* _SHORT EXERCISE_
Exclude all pictures, then copy each of the records exactly as written.

* _RECORDS TO PROCESS_
= = =

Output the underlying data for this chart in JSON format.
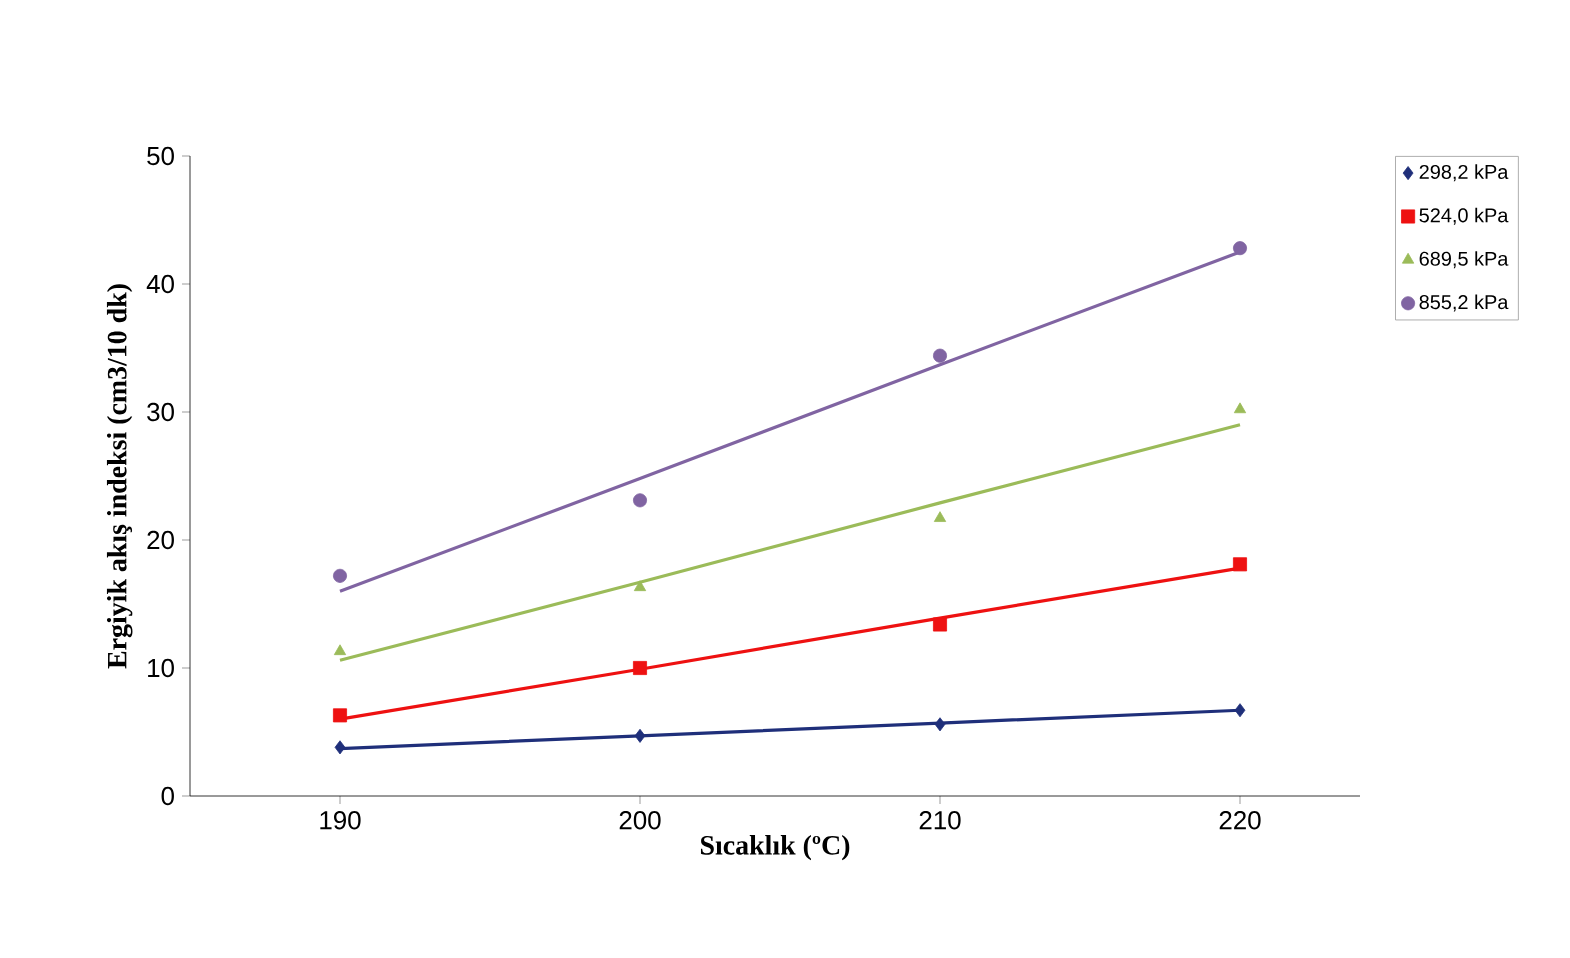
{
  "chart_data": {
    "type": "scatter",
    "xlabel": "Sıcaklık (ºC)",
    "ylabel": "Ergiyik akış indeksi (cm3/10 dk)",
    "x": [
      190,
      200,
      210,
      220
    ],
    "xlim": [
      185,
      224
    ],
    "xticks": [
      190,
      200,
      210,
      220
    ],
    "ylim": [
      0,
      50
    ],
    "yticks": [
      0,
      10,
      20,
      30,
      40,
      50
    ],
    "legend": "right",
    "grid": false,
    "series": [
      {
        "name": "298,2 kPa",
        "color": "#1f2f7a",
        "marker": "diamond",
        "values": [
          3.8,
          4.7,
          5.6,
          6.7
        ]
      },
      {
        "name": "524,0 kPa",
        "color": "#ee1111",
        "marker": "square",
        "values": [
          6.3,
          10.0,
          13.4,
          18.1
        ]
      },
      {
        "name": "689,5 kPa",
        "color": "#9bbb59",
        "marker": "triangle",
        "values": [
          11.3,
          16.3,
          21.7,
          30.2
        ]
      },
      {
        "name": "855,2 kPa",
        "color": "#8064a2",
        "marker": "circle",
        "values": [
          17.2,
          23.1,
          34.4,
          42.8
        ]
      },
      {
        "type": "line",
        "color": "#1f2f7a",
        "marker": "none",
        "line_style": "solid",
        "values": [
          3.7,
          4.7,
          5.7,
          6.7
        ]
      },
      {
        "type": "line",
        "color": "#ee1111",
        "marker": "none",
        "line_style": "solid",
        "values": [
          6.0,
          9.9,
          13.9,
          17.8
        ]
      },
      {
        "type": "line",
        "color": "#9bbb59",
        "marker": "none",
        "line_style": "solid",
        "values": [
          10.6,
          16.7,
          22.9,
          29.0
        ]
      },
      {
        "type": "line",
        "color": "#8064a2",
        "marker": "none",
        "line_style": "solid",
        "values": [
          16.0,
          24.8,
          33.7,
          42.5
        ]
      }
    ]
  }
}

= = =

* _RESPONSE_
Output the underlying data for this chart in JSON format.
{
  "chart_data": {
    "type": "scatter",
    "xlabel": "Sıcaklık (ºC)",
    "ylabel": "Ergiyik akış indeksi (cm3/10 dk)",
    "x": [
      190,
      200,
      210,
      220
    ],
    "xlim": [
      185,
      224
    ],
    "xticks": [
      190,
      200,
      210,
      220
    ],
    "ylim": [
      0,
      50
    ],
    "yticks": [
      0,
      10,
      20,
      30,
      40,
      50
    ],
    "legend": "right",
    "grid": false,
    "series": [
      {
        "name": "298,2 kPa",
        "color": "#1f2f7a",
        "marker": "diamond",
        "values": [
          3.8,
          4.7,
          5.6,
          6.7
        ]
      },
      {
        "name": "524,0 kPa",
        "color": "#ee1111",
        "marker": "square",
        "values": [
          6.3,
          10.0,
          13.4,
          18.1
        ]
      },
      {
        "name": "689,5 kPa",
        "color": "#9bbb59",
        "marker": "triangle",
        "values": [
          11.3,
          16.3,
          21.7,
          30.2
        ]
      },
      {
        "name": "855,2 kPa",
        "color": "#8064a2",
        "marker": "circle",
        "values": [
          17.2,
          23.1,
          34.4,
          42.8
        ]
      },
      {
        "type": "line",
        "color": "#1f2f7a",
        "marker": "none",
        "line_style": "solid",
        "values": [
          3.7,
          4.7,
          5.7,
          6.7
        ]
      },
      {
        "type": "line",
        "color": "#ee1111",
        "marker": "none",
        "line_style": "solid",
        "values": [
          6.0,
          9.9,
          13.9,
          17.8
        ]
      },
      {
        "type": "line",
        "color": "#9bbb59",
        "marker": "none",
        "line_style": "solid",
        "values": [
          10.6,
          16.7,
          22.9,
          29.0
        ]
      },
      {
        "type": "line",
        "color": "#8064a2",
        "marker": "none",
        "line_style": "solid",
        "values": [
          16.0,
          24.8,
          33.7,
          42.5
        ]
      }
    ]
  }
}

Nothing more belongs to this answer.